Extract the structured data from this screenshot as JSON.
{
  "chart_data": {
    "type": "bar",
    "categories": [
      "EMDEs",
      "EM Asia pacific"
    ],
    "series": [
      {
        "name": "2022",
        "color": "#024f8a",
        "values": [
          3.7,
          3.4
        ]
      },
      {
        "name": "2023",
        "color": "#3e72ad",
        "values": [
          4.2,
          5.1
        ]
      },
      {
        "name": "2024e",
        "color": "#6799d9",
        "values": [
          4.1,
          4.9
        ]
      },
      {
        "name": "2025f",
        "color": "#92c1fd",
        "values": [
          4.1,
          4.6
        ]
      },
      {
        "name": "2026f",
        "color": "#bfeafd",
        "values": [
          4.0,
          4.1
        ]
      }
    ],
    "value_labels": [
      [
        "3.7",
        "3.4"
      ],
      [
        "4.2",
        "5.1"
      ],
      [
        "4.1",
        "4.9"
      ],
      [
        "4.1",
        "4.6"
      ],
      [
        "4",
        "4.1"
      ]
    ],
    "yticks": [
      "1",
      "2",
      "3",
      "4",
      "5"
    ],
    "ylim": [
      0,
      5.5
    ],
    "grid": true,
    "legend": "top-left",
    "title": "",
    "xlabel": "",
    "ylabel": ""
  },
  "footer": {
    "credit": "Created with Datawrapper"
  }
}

• • • •

Instructions to follow:
Output the listing above word for word.

Task response:
Extract the structured data from this screenshot as JSON.
{
  "chart_data": {
    "type": "bar",
    "categories": [
      "EMDEs",
      "EM Asia pacific"
    ],
    "series": [
      {
        "name": "2022",
        "color": "#024f8a",
        "values": [
          3.7,
          3.4
        ]
      },
      {
        "name": "2023",
        "color": "#3e72ad",
        "values": [
          4.2,
          5.1
        ]
      },
      {
        "name": "2024e",
        "color": "#6799d9",
        "values": [
          4.1,
          4.9
        ]
      },
      {
        "name": "2025f",
        "color": "#92c1fd",
        "values": [
          4.1,
          4.6
        ]
      },
      {
        "name": "2026f",
        "color": "#bfeafd",
        "values": [
          4.0,
          4.1
        ]
      }
    ],
    "value_labels": [
      [
        "3.7",
        "3.4"
      ],
      [
        "4.2",
        "5.1"
      ],
      [
        "4.1",
        "4.9"
      ],
      [
        "4.1",
        "4.6"
      ],
      [
        "4",
        "4.1"
      ]
    ],
    "yticks": [
      "1",
      "2",
      "3",
      "4",
      "5"
    ],
    "ylim": [
      0,
      5.5
    ],
    "grid": true,
    "legend": "top-left",
    "title": "",
    "xlabel": "",
    "ylabel": ""
  },
  "footer": {
    "credit": "Created with Datawrapper"
  }
}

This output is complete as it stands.